> [GIVEN PROBLEM]
Copy the data exactly; pictures stay out of the copy.

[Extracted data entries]
##########
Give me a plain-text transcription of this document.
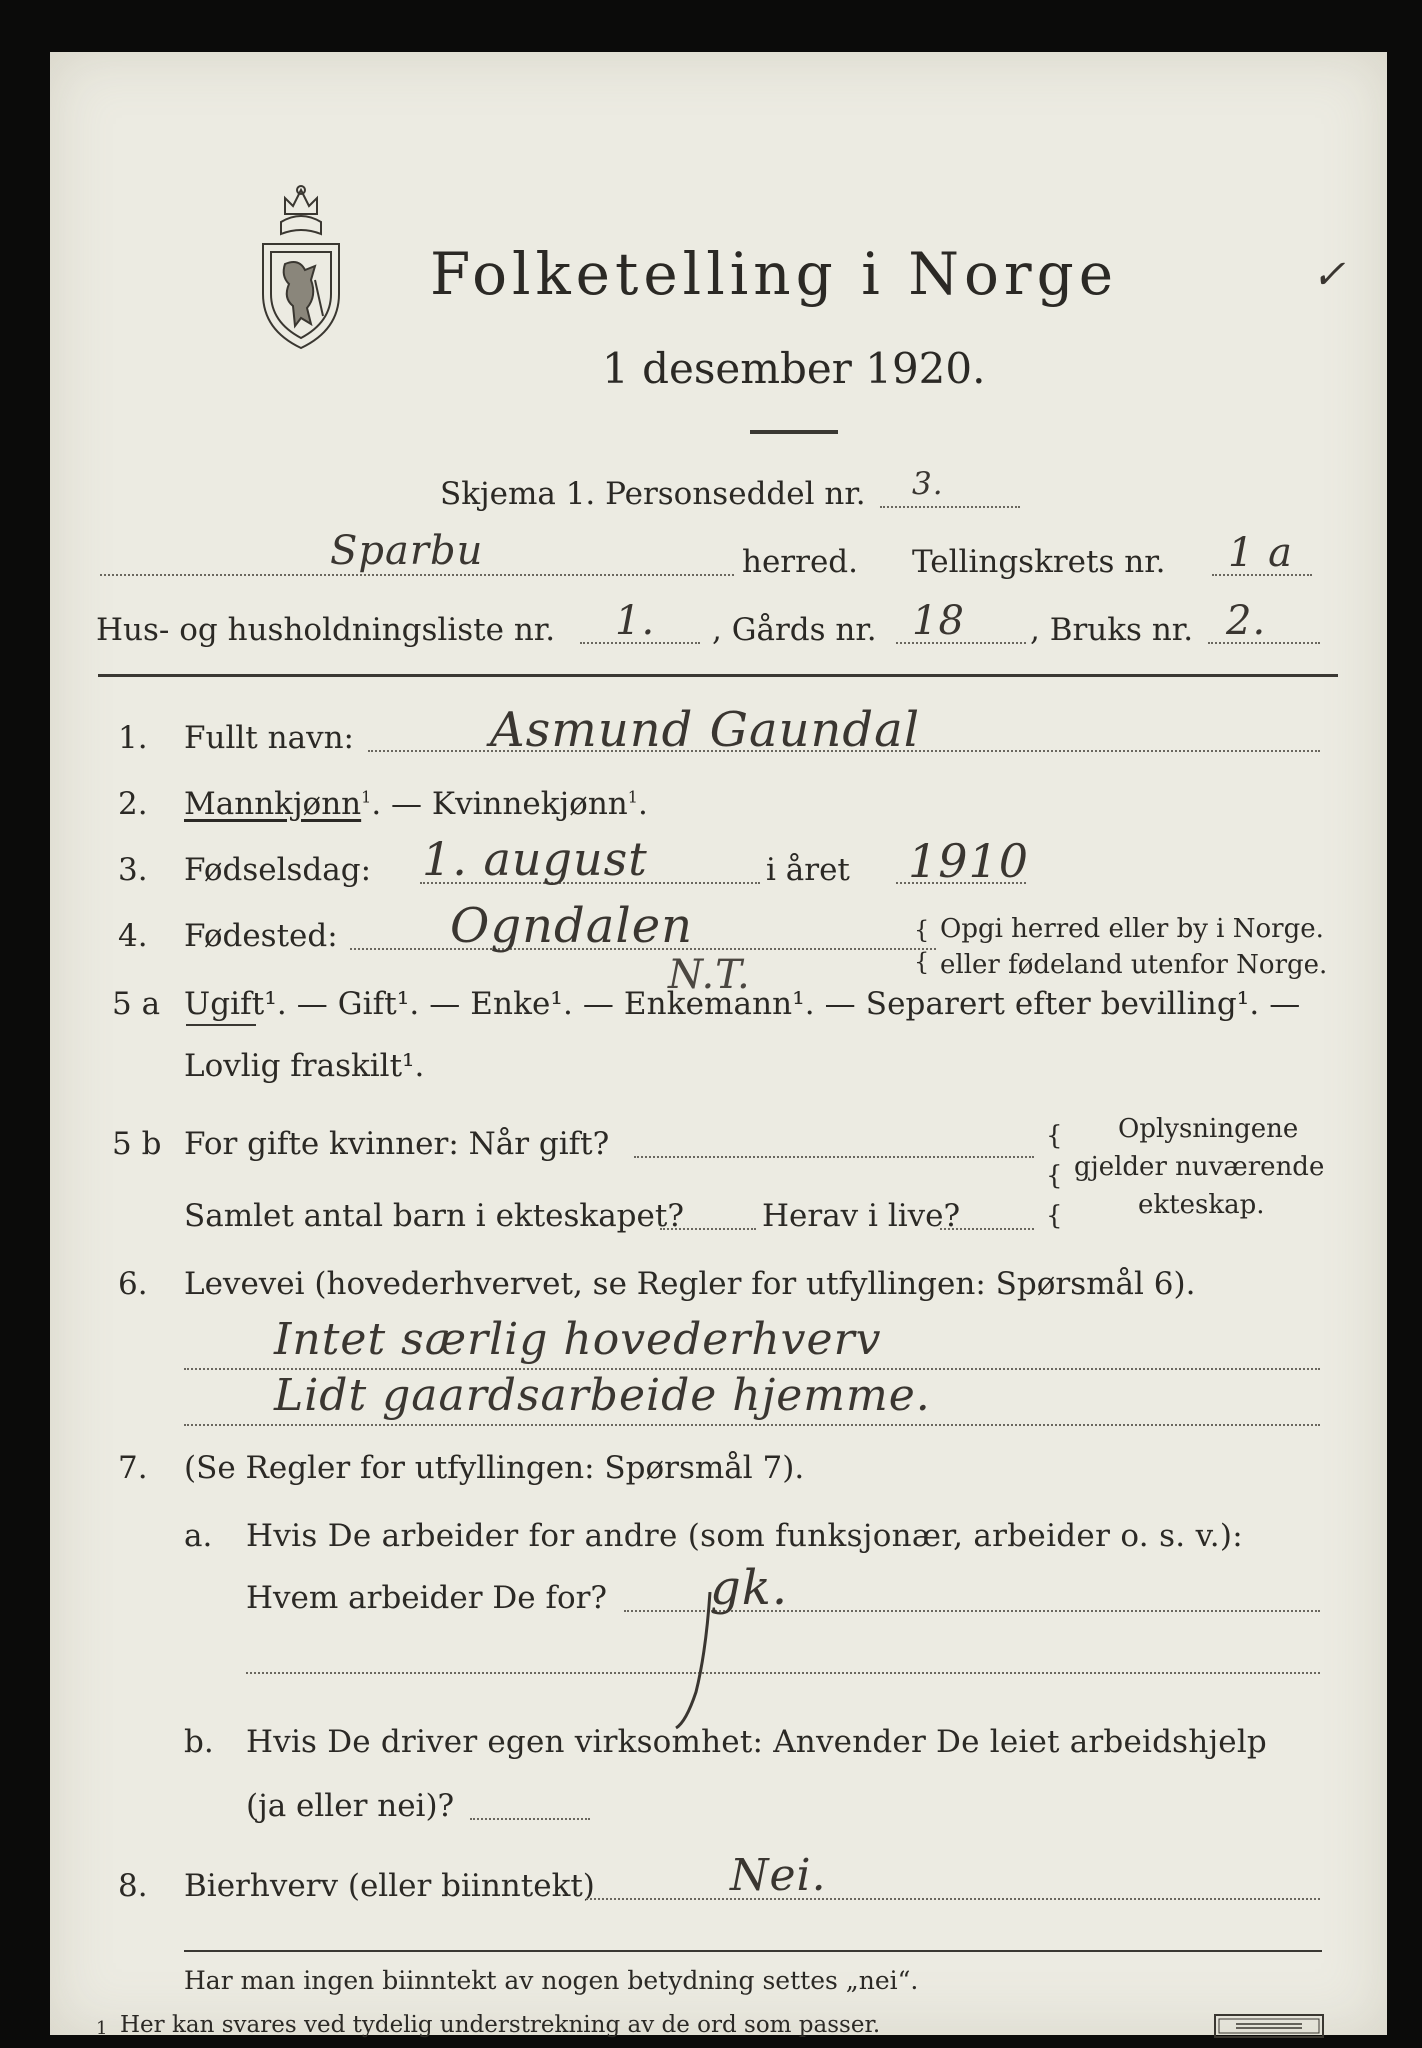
Folketelling i Norge
1 desember 1920.
✓
Skjema 1. Personseddel nr. 3.
Sparbu	herred. Tellingskrets nr. 1 a
Hus- og husholdningsliste nr. 1. , Gårds nr. 18 , Bruks nr. 2.
1. Fullt navn:	Asmund Gaundal
2. Mannkjønn$^1$. — Kvinnekjønn$^1$.
3. Fødselsdag: 1. august	i året 1910
4. Fødested: Ogndalen	{
{
Opgi herred eller by i Norge.
eller fødeland utenfor Norge.
5 a Ugift¹. — Gift¹. — Enke¹. — Enkemann¹. — Separert efter bevilling¹. —
N.T.
Lovlig fraskilt¹.
5 b For gifte kvinner: Når gift?
Samlet antal barn i ekteskapet?	Herav i live?
{
{
{
Oplysningene
gjelder nuværende
ekteskap.
6. Levevei (hovederhvervet, se Regler for utfyllingen: Spørsmål 6).
Intet særlig hovederhverv
Lidt gaardsarbeide hjemme.
7. (Se Regler for utfyllingen: Spørsmål 7).
a. Hvis De arbeider for andre (som funksjonær, arbeider o. s. v.):
Hvem arbeider De for? gk.
b. Hvis De driver egen virksomhet: Anvender De leiet arbeidshjelp
(ja eller nei)?
8. Bierhverv (eller biinntekt)	Nei.
Har man ingen biinntekt av nogen betydning settes „nei“.
1 Her kan svares ved tydelig understrekning av de ord som passer.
##########
> [SOLUTION BELOW]
Give me a plain-text transcription of this document.
Folketelling i Norge
1 desember 1920.
✓
Skjema 1. Personseddel nr. 3.
Sparbu	herred. Tellingskrets nr. 1 a
Hus- og husholdningsliste nr. 1. , Gårds nr. 18 , Bruks nr. 2.
1. Fullt navn:	Asmund Gaundal
2. Mannkjønn$^1$. — Kvinnekjønn$^1$.
3. Fødselsdag: 1. august	i året 1910
4. Fødested: Ogndalen	{
{
Opgi herred eller by i Norge.
eller fødeland utenfor Norge.
5 a Ugift¹. — Gift¹. — Enke¹. — Enkemann¹. — Separert efter bevilling¹. —
N.T.
Lovlig fraskilt¹.
5 b For gifte kvinner: Når gift?
Samlet antal barn i ekteskapet?	Herav i live?
{
{
{
Oplysningene
gjelder nuværende
ekteskap.
6. Levevei (hovederhvervet, se Regler for utfyllingen: Spørsmål 6).
Intet særlig hovederhverv
Lidt gaardsarbeide hjemme.
7. (Se Regler for utfyllingen: Spørsmål 7).
a. Hvis De arbeider for andre (som funksjonær, arbeider o. s. v.):
Hvem arbeider De for? gk.
b. Hvis De driver egen virksomhet: Anvender De leiet arbeidshjelp
(ja eller nei)?
8. Bierhverv (eller biinntekt)	Nei.
Har man ingen biinntekt av nogen betydning settes „nei“.
1 Her kan svares ved tydelig understrekning av de ord som passer.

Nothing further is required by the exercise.